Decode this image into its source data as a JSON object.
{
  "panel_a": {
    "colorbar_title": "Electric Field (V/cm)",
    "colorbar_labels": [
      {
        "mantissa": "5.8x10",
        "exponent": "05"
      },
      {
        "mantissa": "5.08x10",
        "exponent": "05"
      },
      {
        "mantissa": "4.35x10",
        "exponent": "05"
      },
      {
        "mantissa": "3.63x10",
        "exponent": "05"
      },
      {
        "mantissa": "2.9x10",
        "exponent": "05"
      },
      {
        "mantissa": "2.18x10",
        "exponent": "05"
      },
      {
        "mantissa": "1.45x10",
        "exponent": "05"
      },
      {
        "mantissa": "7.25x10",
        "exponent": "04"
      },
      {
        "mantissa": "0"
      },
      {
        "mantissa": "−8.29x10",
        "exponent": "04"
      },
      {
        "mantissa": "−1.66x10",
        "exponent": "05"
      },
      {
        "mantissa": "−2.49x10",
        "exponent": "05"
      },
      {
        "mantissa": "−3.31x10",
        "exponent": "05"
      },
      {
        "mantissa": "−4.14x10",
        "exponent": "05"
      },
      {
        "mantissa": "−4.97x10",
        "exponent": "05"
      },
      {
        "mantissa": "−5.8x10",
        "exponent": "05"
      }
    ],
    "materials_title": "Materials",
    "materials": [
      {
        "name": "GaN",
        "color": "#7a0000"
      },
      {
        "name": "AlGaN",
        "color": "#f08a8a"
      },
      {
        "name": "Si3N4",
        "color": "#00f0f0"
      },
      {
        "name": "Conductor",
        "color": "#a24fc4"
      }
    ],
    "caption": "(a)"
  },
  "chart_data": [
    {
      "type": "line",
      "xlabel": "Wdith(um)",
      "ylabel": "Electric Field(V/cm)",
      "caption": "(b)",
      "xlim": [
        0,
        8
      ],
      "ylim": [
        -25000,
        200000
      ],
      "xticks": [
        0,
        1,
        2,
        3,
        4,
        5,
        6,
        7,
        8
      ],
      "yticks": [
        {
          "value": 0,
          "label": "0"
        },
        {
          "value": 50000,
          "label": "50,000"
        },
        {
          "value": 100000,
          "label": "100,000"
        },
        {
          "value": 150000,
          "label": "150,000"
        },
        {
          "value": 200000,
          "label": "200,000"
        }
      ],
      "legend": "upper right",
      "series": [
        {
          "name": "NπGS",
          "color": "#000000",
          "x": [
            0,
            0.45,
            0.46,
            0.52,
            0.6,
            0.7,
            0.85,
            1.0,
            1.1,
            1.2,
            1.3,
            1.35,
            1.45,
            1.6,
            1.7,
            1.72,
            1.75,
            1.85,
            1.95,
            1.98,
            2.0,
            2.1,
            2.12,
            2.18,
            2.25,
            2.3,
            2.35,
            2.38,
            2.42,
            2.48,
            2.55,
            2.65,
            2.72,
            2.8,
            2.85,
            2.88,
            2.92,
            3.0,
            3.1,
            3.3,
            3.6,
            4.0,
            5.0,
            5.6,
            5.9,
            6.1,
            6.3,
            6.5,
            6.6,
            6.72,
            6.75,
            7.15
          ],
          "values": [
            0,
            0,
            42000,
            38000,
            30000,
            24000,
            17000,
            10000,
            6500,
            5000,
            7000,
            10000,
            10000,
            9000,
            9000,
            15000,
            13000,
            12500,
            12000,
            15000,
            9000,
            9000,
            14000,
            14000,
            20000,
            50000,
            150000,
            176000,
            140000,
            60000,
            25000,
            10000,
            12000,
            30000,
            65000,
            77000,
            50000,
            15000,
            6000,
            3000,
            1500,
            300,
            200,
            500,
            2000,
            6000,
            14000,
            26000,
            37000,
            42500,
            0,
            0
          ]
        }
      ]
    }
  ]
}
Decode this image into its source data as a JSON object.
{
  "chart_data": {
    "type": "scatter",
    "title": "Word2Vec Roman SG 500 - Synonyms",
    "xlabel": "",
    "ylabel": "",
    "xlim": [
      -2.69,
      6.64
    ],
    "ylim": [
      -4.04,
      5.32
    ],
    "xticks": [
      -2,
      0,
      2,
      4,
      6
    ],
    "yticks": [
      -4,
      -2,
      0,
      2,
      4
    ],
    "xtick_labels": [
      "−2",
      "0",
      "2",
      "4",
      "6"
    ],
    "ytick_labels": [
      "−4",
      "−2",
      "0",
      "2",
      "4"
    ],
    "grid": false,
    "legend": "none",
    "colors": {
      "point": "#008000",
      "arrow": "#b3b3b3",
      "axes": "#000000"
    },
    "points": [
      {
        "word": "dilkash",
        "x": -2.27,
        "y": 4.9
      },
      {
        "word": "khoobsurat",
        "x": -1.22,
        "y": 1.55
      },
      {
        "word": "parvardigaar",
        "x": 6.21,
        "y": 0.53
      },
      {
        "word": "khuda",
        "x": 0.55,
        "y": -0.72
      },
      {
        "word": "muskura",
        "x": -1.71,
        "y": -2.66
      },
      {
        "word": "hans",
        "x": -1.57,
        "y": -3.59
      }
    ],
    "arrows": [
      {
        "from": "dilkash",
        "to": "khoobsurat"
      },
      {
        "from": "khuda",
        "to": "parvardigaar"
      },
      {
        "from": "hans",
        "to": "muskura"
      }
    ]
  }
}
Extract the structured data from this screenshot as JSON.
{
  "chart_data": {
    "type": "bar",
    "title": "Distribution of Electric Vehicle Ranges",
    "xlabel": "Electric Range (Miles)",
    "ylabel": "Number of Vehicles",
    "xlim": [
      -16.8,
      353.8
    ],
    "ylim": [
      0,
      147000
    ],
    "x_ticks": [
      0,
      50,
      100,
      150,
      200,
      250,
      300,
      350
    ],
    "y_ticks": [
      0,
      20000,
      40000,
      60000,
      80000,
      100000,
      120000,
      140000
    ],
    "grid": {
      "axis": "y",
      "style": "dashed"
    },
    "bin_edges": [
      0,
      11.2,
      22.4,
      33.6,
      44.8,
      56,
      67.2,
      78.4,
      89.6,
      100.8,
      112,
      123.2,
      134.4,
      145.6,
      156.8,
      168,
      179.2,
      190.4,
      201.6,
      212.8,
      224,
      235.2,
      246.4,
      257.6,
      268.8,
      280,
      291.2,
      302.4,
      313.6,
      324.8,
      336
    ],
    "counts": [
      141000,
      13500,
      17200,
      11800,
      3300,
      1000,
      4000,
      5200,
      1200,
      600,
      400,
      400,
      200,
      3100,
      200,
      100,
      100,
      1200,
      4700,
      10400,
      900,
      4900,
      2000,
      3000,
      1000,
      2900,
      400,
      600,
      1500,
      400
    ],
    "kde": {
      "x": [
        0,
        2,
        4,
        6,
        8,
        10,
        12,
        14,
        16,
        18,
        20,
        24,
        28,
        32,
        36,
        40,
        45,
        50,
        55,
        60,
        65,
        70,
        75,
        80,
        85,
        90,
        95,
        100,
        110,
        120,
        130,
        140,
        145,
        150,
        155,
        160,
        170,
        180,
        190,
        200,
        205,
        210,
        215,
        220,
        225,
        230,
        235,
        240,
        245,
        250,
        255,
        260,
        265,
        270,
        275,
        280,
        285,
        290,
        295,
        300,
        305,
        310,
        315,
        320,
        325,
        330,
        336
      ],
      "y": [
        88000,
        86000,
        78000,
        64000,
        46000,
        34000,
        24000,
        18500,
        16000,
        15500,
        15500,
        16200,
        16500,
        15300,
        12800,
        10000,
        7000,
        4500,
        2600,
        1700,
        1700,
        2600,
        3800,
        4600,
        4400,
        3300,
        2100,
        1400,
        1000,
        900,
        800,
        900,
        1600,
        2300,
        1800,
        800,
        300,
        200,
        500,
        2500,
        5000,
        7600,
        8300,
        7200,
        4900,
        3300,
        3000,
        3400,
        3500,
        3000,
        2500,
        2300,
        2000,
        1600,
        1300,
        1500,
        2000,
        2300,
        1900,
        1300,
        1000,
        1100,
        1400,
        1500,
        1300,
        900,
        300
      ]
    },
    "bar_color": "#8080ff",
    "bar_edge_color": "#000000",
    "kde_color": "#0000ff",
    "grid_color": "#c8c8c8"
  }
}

= = = = = = =

Each line above that holds the string "Field" should be copied and shown.

### The response
    "colorbar_title": "Electric Field (V/cm)",
      "ylabel": "Electric Field(V/cm)",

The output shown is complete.